• **What the task requires**: Output the data that follows exactly, line for line.

— START Supplied material —

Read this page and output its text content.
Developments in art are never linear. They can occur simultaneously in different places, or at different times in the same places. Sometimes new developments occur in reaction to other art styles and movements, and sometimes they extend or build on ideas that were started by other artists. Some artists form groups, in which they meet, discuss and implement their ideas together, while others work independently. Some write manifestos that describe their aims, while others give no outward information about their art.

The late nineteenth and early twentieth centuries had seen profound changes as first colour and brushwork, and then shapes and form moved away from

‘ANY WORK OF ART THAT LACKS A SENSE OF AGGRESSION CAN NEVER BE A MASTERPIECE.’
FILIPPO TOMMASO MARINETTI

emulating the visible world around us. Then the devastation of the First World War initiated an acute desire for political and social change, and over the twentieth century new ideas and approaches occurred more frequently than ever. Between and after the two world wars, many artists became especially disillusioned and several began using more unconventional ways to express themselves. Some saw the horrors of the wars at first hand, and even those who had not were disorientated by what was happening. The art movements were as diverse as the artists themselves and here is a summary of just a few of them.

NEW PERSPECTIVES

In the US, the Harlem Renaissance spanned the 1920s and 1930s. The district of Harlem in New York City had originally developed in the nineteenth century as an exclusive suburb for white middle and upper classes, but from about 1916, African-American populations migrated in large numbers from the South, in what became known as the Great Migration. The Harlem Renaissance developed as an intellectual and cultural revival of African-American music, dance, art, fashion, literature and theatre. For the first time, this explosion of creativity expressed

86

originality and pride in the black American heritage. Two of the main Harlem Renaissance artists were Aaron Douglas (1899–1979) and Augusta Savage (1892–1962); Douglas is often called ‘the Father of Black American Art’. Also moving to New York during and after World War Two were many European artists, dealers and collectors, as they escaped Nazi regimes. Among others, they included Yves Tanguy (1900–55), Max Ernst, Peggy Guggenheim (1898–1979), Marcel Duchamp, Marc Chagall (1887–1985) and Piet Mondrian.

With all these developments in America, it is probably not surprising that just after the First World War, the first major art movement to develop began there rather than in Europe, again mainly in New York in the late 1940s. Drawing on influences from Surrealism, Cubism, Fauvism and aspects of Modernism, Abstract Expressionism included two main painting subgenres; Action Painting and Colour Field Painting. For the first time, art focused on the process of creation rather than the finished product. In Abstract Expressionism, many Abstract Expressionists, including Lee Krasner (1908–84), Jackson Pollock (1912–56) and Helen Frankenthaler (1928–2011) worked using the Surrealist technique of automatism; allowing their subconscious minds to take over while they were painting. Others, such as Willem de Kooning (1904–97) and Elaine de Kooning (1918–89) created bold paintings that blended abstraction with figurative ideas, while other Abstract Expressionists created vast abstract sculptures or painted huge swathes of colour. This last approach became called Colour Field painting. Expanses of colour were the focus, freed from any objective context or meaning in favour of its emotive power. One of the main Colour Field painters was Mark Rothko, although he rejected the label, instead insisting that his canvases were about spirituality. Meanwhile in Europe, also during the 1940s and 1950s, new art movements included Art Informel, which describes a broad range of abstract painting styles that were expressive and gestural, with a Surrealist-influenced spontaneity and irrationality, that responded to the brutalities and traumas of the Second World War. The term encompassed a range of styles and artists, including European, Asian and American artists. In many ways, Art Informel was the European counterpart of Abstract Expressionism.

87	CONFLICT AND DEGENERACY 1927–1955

— END Supplied material —

• **Output for this task**:
Read this page and output its text content.
Developments in art are never linear. They can occur simultaneously in different places, or at different times in the same places. Sometimes new developments occur in reaction to other art styles and movements, and sometimes they extend or build on ideas that were started by other artists. Some artists form groups, in which they meet, discuss and implement their ideas together, while others work independently. Some write manifestos that describe their aims, while others give no outward information about their art.

The late nineteenth and early twentieth centuries had seen profound changes as first colour and brushwork, and then shapes and form moved away from

‘ANY WORK OF ART THAT LACKS A SENSE OF AGGRESSION CAN NEVER BE A MASTERPIECE.’
FILIPPO TOMMASO MARINETTI

emulating the visible world around us. Then the devastation of the First World War initiated an acute desire for political and social change, and over the twentieth century new ideas and approaches occurred more frequently than ever. Between and after the two world wars, many artists became especially disillusioned and several began using more unconventional ways to express themselves. Some saw the horrors of the wars at first hand, and even those who had not were disorientated by what was happening. The art movements were as diverse as the artists themselves and here is a summary of just a few of them.

NEW PERSPECTIVES

In the US, the Harlem Renaissance spanned the 1920s and 1930s. The district of Harlem in New York City had originally developed in the nineteenth century as an exclusive suburb for white middle and upper classes, but from about 1916, African-American populations migrated in large numbers from the South, in what became known as the Great Migration. The Harlem Renaissance developed as an intellectual and cultural revival of African-American music, dance, art, fashion, literature and theatre. For the first time, this explosion of creativity expressed

86

originality and pride in the black American heritage. Two of the main Harlem Renaissance artists were Aaron Douglas (1899–1979) and Augusta Savage (1892–1962); Douglas is often called ‘the Father of Black American Art’. Also moving to New York during and after World War Two were many European artists, dealers and collectors, as they escaped Nazi regimes. Among others, they included Yves Tanguy (1900–55), Max Ernst, Peggy Guggenheim (1898–1979), Marcel Duchamp, Marc Chagall (1887–1985) and Piet Mondrian.

With all these developments in America, it is probably not surprising that just after the First World War, the first major art movement to develop began there rather than in Europe, again mainly in New York in the late 1940s. Drawing on influences from Surrealism, Cubism, Fauvism and aspects of Modernism, Abstract Expressionism included two main painting subgenres; Action Painting and Colour Field Painting. For the first time, art focused on the process of creation rather than the finished product. In Abstract Expressionism, many Abstract Expressionists, including Lee Krasner (1908–84), Jackson Pollock (1912–56) and Helen Frankenthaler (1928–2011) worked using the Surrealist technique of automatism; allowing their subconscious minds to take over while they were painting. Others, such as Willem de Kooning (1904–97) and Elaine de Kooning (1918–89) created bold paintings that blended abstraction with figurative ideas, while other Abstract Expressionists created vast abstract sculptures or painted huge swathes of colour. This last approach became called Colour Field painting. Expanses of colour were the focus, freed from any objective context or meaning in favour of its emotive power. One of the main Colour Field painters was Mark Rothko, although he rejected the label, instead insisting that his canvases were about spirituality. Meanwhile in Europe, also during the 1940s and 1950s, new art movements included Art Informel, which describes a broad range of abstract painting styles that were expressive and gestural, with a Surrealist-influenced spontaneity and irrationality, that responded to the brutalities and traumas of the Second World War. The term encompassed a range of styles and artists, including European, Asian and American artists. In many ways, Art Informel was the European counterpart of Abstract Expressionism.

87	CONFLICT AND DEGENERACY 1927–1955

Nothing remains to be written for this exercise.